WHAT THE EXERCISE ASKS - Scan the records below. List lines holding "interference".

····················

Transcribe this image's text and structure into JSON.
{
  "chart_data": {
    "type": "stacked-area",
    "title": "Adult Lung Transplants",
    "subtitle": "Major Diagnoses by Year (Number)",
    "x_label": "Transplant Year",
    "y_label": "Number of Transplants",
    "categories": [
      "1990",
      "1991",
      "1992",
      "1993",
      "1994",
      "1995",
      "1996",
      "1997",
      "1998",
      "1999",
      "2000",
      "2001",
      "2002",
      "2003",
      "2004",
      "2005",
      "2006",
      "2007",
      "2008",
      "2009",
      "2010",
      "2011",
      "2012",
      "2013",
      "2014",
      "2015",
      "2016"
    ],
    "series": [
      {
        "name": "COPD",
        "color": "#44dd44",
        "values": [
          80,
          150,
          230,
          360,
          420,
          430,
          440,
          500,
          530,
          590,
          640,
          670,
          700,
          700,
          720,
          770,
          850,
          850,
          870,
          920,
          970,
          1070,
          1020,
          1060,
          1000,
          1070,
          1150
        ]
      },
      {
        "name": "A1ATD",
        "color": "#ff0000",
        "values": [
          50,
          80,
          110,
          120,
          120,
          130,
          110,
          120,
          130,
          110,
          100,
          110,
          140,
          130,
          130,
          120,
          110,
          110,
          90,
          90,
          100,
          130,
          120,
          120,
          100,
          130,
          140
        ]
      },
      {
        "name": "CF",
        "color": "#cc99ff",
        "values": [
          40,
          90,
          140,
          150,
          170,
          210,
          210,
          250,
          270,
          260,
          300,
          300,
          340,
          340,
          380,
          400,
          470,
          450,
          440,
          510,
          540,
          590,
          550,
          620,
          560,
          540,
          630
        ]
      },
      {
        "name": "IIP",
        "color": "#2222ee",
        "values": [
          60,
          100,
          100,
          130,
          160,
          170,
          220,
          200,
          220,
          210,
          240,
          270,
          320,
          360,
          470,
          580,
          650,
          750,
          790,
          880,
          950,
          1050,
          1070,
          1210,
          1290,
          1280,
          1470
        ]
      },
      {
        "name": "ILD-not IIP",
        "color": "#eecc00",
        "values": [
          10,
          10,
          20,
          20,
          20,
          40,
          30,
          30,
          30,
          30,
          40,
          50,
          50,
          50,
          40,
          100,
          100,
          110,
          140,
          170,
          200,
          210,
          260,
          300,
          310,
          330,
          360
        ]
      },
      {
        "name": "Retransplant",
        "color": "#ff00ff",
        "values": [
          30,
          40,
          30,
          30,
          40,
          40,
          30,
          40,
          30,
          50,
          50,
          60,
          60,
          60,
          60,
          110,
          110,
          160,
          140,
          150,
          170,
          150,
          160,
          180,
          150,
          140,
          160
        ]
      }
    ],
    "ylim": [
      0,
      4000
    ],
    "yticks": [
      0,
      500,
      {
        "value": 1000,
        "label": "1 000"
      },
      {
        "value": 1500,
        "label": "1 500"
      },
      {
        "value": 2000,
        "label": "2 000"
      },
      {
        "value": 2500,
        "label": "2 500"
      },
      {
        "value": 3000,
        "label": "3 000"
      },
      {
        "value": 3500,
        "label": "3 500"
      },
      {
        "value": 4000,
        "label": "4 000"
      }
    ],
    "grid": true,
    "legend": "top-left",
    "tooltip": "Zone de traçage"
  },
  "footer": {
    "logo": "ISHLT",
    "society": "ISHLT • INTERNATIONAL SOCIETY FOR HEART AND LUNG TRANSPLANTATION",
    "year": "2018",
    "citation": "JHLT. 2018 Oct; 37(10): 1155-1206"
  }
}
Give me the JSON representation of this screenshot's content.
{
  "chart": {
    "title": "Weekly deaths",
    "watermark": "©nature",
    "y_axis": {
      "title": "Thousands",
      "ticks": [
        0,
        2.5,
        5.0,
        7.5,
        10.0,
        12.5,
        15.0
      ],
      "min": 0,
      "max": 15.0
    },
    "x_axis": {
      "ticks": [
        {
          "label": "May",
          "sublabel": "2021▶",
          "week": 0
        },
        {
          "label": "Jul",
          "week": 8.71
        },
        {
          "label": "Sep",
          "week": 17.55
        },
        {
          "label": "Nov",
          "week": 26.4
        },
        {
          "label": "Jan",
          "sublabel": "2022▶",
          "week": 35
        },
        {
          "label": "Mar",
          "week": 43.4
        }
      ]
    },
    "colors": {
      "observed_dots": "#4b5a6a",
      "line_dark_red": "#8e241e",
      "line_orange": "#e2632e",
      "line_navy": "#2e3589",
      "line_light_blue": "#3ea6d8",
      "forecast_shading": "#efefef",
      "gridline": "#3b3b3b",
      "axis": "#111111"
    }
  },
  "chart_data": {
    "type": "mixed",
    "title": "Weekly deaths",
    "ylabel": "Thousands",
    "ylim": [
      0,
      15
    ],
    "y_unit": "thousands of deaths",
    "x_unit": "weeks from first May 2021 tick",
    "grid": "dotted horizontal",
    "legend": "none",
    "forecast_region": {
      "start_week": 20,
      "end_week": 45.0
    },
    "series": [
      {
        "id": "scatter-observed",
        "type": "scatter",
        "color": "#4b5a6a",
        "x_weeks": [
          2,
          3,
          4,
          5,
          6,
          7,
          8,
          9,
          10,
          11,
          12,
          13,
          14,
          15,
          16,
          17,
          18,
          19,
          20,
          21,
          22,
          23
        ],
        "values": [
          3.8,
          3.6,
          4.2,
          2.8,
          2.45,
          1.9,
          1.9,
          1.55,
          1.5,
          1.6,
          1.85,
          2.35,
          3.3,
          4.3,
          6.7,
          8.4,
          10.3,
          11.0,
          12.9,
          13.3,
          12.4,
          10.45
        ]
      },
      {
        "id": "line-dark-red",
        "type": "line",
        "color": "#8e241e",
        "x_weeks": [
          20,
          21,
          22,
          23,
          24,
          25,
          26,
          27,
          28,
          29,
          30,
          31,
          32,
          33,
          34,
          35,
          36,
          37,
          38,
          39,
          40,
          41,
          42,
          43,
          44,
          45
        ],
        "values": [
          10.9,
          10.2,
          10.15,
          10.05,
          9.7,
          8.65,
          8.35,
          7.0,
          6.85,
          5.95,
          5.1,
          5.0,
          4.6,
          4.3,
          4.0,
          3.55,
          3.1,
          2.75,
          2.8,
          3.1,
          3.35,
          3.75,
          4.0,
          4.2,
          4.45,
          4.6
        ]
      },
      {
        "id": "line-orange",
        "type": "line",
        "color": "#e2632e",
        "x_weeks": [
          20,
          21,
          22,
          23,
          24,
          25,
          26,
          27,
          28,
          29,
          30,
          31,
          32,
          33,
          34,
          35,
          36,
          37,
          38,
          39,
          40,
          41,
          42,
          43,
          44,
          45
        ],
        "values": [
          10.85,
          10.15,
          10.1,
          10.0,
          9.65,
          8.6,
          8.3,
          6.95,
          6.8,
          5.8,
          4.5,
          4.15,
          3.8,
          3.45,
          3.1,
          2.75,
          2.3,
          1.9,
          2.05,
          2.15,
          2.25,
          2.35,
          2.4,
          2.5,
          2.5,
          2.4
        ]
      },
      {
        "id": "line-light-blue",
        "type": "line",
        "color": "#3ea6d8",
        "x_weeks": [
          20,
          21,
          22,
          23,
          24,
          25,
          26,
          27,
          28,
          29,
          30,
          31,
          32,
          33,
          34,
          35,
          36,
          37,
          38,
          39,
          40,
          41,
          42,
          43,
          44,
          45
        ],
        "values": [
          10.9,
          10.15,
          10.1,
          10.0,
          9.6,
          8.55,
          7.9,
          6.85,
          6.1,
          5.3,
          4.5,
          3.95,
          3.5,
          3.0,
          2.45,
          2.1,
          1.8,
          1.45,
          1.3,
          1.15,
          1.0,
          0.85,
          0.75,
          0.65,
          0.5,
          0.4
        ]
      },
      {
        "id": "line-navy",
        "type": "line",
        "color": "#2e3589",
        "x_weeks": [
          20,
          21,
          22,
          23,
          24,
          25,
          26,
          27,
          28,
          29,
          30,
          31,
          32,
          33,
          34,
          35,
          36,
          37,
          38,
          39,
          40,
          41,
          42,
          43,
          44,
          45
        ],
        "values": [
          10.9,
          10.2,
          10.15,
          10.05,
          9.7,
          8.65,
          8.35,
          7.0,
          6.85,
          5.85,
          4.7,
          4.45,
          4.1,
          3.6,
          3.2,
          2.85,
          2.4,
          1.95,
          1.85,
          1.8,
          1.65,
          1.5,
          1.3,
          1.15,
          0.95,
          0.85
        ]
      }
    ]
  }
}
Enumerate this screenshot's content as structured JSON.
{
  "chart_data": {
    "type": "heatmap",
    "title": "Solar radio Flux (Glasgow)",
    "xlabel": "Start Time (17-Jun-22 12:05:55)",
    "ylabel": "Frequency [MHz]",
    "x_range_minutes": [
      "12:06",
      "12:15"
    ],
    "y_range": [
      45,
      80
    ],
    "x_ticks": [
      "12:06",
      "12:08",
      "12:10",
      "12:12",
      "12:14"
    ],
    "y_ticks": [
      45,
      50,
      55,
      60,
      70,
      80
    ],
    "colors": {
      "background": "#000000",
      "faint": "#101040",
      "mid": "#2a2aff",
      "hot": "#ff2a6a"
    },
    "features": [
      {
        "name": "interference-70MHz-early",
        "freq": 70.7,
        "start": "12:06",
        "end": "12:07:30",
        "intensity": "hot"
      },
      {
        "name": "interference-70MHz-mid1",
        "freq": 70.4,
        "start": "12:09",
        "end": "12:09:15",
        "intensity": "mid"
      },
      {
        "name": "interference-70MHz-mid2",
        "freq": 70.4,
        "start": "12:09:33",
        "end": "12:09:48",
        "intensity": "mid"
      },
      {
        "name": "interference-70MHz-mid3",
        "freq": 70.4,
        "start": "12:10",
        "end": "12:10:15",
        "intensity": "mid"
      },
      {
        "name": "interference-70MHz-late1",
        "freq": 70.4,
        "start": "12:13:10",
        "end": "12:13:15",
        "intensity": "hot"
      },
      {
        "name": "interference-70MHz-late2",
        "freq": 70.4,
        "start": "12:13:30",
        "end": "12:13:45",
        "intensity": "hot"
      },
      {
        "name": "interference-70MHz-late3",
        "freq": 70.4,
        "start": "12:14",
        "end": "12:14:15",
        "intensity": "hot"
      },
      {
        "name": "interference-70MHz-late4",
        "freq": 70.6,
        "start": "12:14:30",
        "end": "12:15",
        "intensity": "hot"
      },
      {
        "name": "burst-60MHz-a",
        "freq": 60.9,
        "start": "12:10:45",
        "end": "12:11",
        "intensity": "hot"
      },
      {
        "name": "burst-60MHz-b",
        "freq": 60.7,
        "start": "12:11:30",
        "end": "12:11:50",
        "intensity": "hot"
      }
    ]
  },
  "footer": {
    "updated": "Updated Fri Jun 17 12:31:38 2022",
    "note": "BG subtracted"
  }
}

····················

RESULT OF THIS TASK -
        "name": "interference-70MHz-early",
        "name": "interference-70MHz-mid1",
        "name": "interference-70MHz-mid2",
        "name": "interference-70MHz-mid3",
        "name": "interference-70MHz-late1",
        "name": "interference-70MHz-late2",
        "name": "interference-70MHz-late3",
        "name": "interference-70MHz-late4",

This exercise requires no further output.